§ **AIM OF THE TASK**
Reproduce the data below word for word, from its first line through the line containing "price-row: 55% 109,000", both included.

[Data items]
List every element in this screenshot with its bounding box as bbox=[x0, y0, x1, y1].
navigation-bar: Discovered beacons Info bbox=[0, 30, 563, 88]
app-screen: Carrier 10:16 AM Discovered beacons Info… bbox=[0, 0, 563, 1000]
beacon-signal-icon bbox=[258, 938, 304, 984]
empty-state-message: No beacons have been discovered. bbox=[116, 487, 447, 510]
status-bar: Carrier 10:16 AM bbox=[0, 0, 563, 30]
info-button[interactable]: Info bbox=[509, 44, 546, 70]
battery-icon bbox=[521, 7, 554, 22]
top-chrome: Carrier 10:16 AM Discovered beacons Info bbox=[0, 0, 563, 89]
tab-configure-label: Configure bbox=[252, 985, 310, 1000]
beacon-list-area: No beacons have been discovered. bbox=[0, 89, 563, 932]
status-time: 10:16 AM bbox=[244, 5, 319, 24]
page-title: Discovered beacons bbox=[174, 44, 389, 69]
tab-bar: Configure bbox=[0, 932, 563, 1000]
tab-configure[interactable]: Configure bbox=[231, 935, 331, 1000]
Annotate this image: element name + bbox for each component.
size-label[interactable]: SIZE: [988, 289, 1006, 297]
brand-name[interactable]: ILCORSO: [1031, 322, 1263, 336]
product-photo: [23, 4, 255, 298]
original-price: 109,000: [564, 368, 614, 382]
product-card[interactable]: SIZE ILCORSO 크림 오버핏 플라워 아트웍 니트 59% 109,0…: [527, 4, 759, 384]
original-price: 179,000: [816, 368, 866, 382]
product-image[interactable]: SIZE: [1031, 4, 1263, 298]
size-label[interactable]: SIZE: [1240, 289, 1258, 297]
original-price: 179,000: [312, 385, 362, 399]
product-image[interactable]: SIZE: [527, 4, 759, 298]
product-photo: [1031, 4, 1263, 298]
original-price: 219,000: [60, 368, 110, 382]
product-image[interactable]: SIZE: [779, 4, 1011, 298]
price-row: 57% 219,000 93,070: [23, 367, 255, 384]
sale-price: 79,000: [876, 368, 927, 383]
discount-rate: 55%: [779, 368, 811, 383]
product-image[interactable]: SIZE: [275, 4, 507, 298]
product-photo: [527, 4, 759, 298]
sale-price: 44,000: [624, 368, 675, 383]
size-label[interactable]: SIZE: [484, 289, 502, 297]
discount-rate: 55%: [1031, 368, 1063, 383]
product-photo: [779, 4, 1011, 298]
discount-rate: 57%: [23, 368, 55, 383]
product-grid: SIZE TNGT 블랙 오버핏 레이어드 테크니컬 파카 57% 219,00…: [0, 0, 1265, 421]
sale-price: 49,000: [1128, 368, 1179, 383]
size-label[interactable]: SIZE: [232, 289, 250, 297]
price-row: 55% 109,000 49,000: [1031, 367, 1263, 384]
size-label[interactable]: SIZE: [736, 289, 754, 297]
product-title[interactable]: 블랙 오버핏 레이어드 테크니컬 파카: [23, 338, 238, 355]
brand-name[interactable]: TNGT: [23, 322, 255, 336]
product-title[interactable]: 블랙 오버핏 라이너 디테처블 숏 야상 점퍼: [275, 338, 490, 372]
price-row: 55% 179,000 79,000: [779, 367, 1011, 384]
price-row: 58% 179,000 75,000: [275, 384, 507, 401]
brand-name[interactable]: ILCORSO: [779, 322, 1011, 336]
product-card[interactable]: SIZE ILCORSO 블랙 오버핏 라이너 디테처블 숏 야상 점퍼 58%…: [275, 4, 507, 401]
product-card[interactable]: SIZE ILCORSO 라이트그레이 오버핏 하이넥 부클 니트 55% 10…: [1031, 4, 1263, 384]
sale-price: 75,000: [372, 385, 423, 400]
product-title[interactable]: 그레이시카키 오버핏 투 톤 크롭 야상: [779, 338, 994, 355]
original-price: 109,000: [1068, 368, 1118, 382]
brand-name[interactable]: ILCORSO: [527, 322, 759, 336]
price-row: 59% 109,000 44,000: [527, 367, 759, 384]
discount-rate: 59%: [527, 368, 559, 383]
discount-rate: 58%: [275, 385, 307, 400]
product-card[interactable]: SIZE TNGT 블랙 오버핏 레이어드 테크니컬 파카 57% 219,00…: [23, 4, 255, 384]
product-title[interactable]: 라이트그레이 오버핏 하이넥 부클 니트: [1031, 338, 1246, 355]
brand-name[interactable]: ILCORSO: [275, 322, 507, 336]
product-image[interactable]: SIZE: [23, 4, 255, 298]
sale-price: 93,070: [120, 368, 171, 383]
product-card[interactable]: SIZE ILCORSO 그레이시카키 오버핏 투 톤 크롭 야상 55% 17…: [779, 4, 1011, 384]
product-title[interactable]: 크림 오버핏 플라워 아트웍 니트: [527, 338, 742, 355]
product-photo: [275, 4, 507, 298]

§ **SOLUTION FOR THIS EXERCISE**
List every element in this screenshot with its bounding box as bbox=[x0, y0, x1, y1].
navigation-bar: Discovered beacons Info bbox=[0, 30, 563, 88]
app-screen: Carrier 10:16 AM Discovered beacons Info… bbox=[0, 0, 563, 1000]
beacon-signal-icon bbox=[258, 938, 304, 984]
empty-state-message: No beacons have been discovered. bbox=[116, 487, 447, 510]
status-bar: Carrier 10:16 AM bbox=[0, 0, 563, 30]
info-button[interactable]: Info bbox=[509, 44, 546, 70]
battery-icon bbox=[521, 7, 554, 22]
top-chrome: Carrier 10:16 AM Discovered beacons Info bbox=[0, 0, 563, 89]
tab-configure-label: Configure bbox=[252, 985, 310, 1000]
beacon-list-area: No beacons have been discovered. bbox=[0, 89, 563, 932]
status-time: 10:16 AM bbox=[244, 5, 319, 24]
page-title: Discovered beacons bbox=[174, 44, 389, 69]
tab-bar: Configure bbox=[0, 932, 563, 1000]
tab-configure[interactable]: Configure bbox=[231, 935, 331, 1000]
Annotate this image: element name + bbox for each component.
size-label[interactable]: SIZE: [988, 289, 1006, 297]
brand-name[interactable]: ILCORSO: [1031, 322, 1263, 336]
product-photo: [23, 4, 255, 298]
original-price: 109,000: [564, 368, 614, 382]
product-card[interactable]: SIZE ILCORSO 크림 오버핏 플라워 아트웍 니트 59% 109,0…: [527, 4, 759, 384]
original-price: 179,000: [816, 368, 866, 382]
product-image[interactable]: SIZE: [1031, 4, 1263, 298]
size-label[interactable]: SIZE: [1240, 289, 1258, 297]
original-price: 179,000: [312, 385, 362, 399]
product-image[interactable]: SIZE: [527, 4, 759, 298]
product-photo: [1031, 4, 1263, 298]
original-price: 219,000: [60, 368, 110, 382]
product-image[interactable]: SIZE: [779, 4, 1011, 298]
price-row: 57% 219,000 93,070: [23, 367, 255, 384]
sale-price: 79,000: [876, 368, 927, 383]
discount-rate: 55%: [779, 368, 811, 383]
product-image[interactable]: SIZE: [275, 4, 507, 298]
product-photo: [527, 4, 759, 298]
sale-price: 44,000: [624, 368, 675, 383]
size-label[interactable]: SIZE: [484, 289, 502, 297]
discount-rate: 55%: [1031, 368, 1063, 383]
product-photo: [779, 4, 1011, 298]
discount-rate: 57%: [23, 368, 55, 383]
product-grid: SIZE TNGT 블랙 오버핏 레이어드 테크니컬 파카 57% 219,00…: [0, 0, 1265, 421]
sale-price: 49,000: [1128, 368, 1179, 383]
size-label[interactable]: SIZE: [232, 289, 250, 297]
price-row: 55% 109,000 49,000: [1031, 367, 1263, 384]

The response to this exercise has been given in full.